文書抜粋:
• • • •

説明

情報処理装置及び記憶部検査方法

【課題】CPUの運用中においても、記憶部の検査のためにCPUによるソフトウェアのデータ処理を一時停止させることがなく、記憶部の異常の有無をチェックすることができる情報処理装置及び記憶部検査方法を提供する。
【解決手段】CPU1とは独立に設置された記憶制御部2は、CPU1から書き込みようの処理データと書き込み先の記憶部3の指定アドレスを受け、検査用データを指定アドレスに書き込み、それを読み出す。記憶制御部2が備えるデータチェック部20は、検査用データと読み出されたデータとを比較し、一致するかどうかを判定する。一致しなければ指定アドレスに異常があると判定し、その旨をCPU1に通知し、一致すれば、記憶制御部は処理データを指定アドレスに書き込む。

【発明の詳細な説明】
【技術分野】
【0001】
本発明は、情報処理装置及び記憶部検査方法に関する。
【背景技術】
【0002】
コンピュータの中央演算処理装置すなわちCPU(Central Processing Unit;演算処理装置と呼ぶ)がリアルタイムでデータ処理に使用するワークメモリ等の記憶部は、通常、起動時の初期処理段階において、正常であるか否かを検査するようになっている。しかしながら、コンピュータの連続動作時間が長い場合には、発熱、セグメンテーション等の内部要因、又は放射線等の外部要因により、ワークメモリの一部に不良が発生することがある。

• • • •

課題の内容:
1. 文書抜粋によると、データチェック部は何と何を比較しますか。
2. 文書抜粋の次の文を英語に訳してください。「本発明は、情報処理装置及び記憶部検査方法に関する。」
3. 次の記述 (a)〜(c) が文書抜粋の内容と合っているかを、はい・いいえで判定し、根拠となる文書抜粋の語句をそのまま引用してください。
(a) 記憶制御部はCPUとは独立に設置されている。
(b) データが一致しない場合、記憶制御部は処理データを指定アドレスに書き込む。
(c) ワークメモリの不良を生じさせる外部要因として放射線が挙げられている。
文書抜粋の記述だけを根拠にしてください。

(データレコード)
• • • •

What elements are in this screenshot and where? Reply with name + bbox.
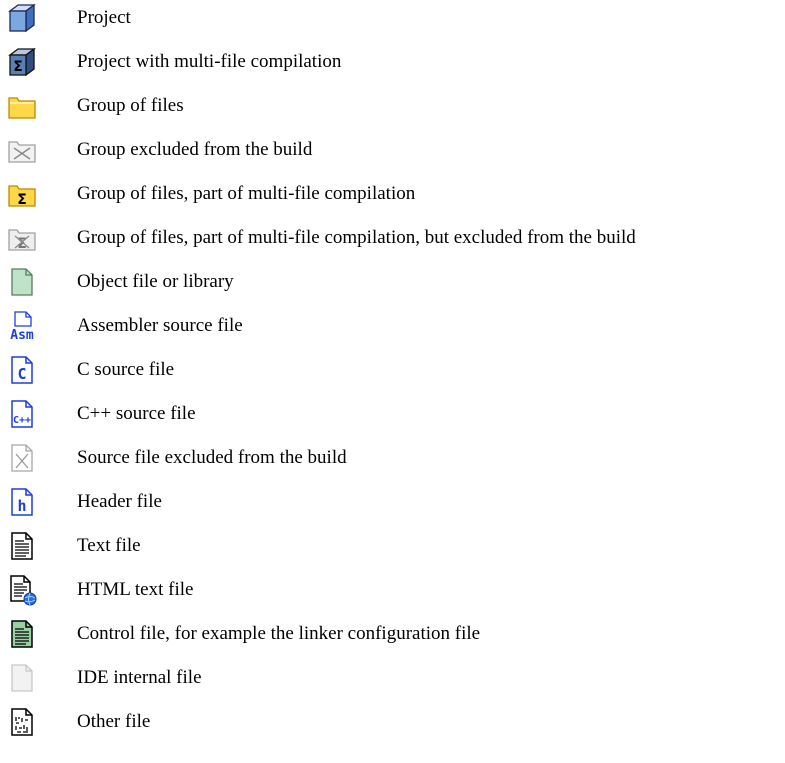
legend-row-other-file: Other file [0, 704, 785, 740]
legend-label: Header file [77, 491, 162, 512]
legend-row-c-file: C C source file [0, 352, 785, 388]
legend-row-html-file: HTML text file [0, 572, 785, 608]
folder-multifile-excluded-icon: Σ [6, 222, 38, 254]
folder-icon [6, 90, 38, 122]
legend-label: HTML text file [77, 579, 194, 600]
file-type-legend: Project Σ Project with multi-file compil… [0, 0, 785, 763]
control-file-icon [6, 618, 38, 650]
legend-row-text-file: Text file [0, 528, 785, 564]
legend-label: Other file [77, 711, 151, 732]
legend-row-assembler: Asm Assembler source file [0, 308, 785, 344]
svg-text:Asm: Asm [10, 328, 34, 342]
svg-text:Σ: Σ [17, 192, 27, 208]
html-file-icon [6, 574, 38, 606]
svg-text:h: h [17, 497, 26, 515]
legend-row-project: Project [0, 0, 785, 36]
legend-row-group: Group of files [0, 88, 785, 124]
legend-row-object-file: Object file or library [0, 264, 785, 300]
legend-label: Source file excluded from the build [77, 447, 347, 468]
legend-label: Object file or library [77, 271, 234, 292]
legend-label: Group of files, part of multi-file compi… [77, 227, 636, 248]
legend-row-group-multifile-excluded: Σ Group of files, part of multi-file com… [0, 220, 785, 256]
legend-label: Project [77, 7, 131, 28]
header-file-icon: h [6, 486, 38, 518]
other-file-icon [6, 706, 38, 738]
legend-row-project-multifile: Σ Project with multi-file compilation [0, 44, 785, 80]
svg-text:C++: C++ [13, 415, 31, 426]
svg-text:Σ: Σ [13, 59, 23, 75]
legend-label: Group of files, part of multi-file compi… [77, 183, 416, 204]
file-excluded-icon [6, 442, 38, 474]
c-file-icon: C [6, 354, 38, 386]
ide-internal-file-icon [6, 662, 38, 694]
legend-label: Text file [77, 535, 141, 556]
legend-label: Group excluded from the build [77, 139, 313, 160]
legend-label: Project with multi-file compilation [77, 51, 342, 72]
legend-row-file-excluded: Source file excluded from the build [0, 440, 785, 476]
folder-excluded-icon [6, 134, 38, 166]
legend-label: Control file, for example the linker con… [77, 623, 481, 644]
text-file-icon [6, 530, 38, 562]
svg-text:C: C [17, 365, 26, 383]
object-file-icon [6, 266, 38, 298]
legend-row-cpp-file: C++ C++ source file [0, 396, 785, 432]
legend-row-group-multifile: Σ Group of files, part of multi-file com… [0, 176, 785, 212]
legend-label: IDE internal file [77, 667, 202, 688]
legend-row-header-file: h Header file [0, 484, 785, 520]
assembler-file-icon: Asm [6, 310, 38, 342]
project-icon [6, 2, 38, 34]
legend-label: C++ source file [77, 403, 196, 424]
cpp-file-icon: C++ [6, 398, 38, 430]
legend-label: Assembler source file [77, 315, 243, 336]
legend-row-control-file: Control file, for example the linker con… [0, 616, 785, 652]
legend-label: Group of files [77, 95, 184, 116]
project-multifile-icon: Σ [6, 46, 38, 78]
legend-label: C source file [77, 359, 175, 380]
folder-multifile-icon: Σ [6, 178, 38, 210]
legend-row-group-excluded: Group excluded from the build [0, 132, 785, 168]
legend-row-ide-internal: IDE internal file [0, 660, 785, 696]
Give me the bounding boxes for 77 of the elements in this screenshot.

• • • •

解答一覧:
1. 検査用データと読み出されたデータです。

2. The present invention relates to an information processing device and a storage unit inspection method.

3.
(a) はい。「CPU1とは独立に設置された記憶制御部2」
(b) いいえ。「一致しなければ指定アドレスに異常があると判定し、その旨をCPU1に通知し、一致すれば、記憶制御部は処理データを指定アドレスに書き込む。」
(c) はい。「又は放射線等の外部要因により」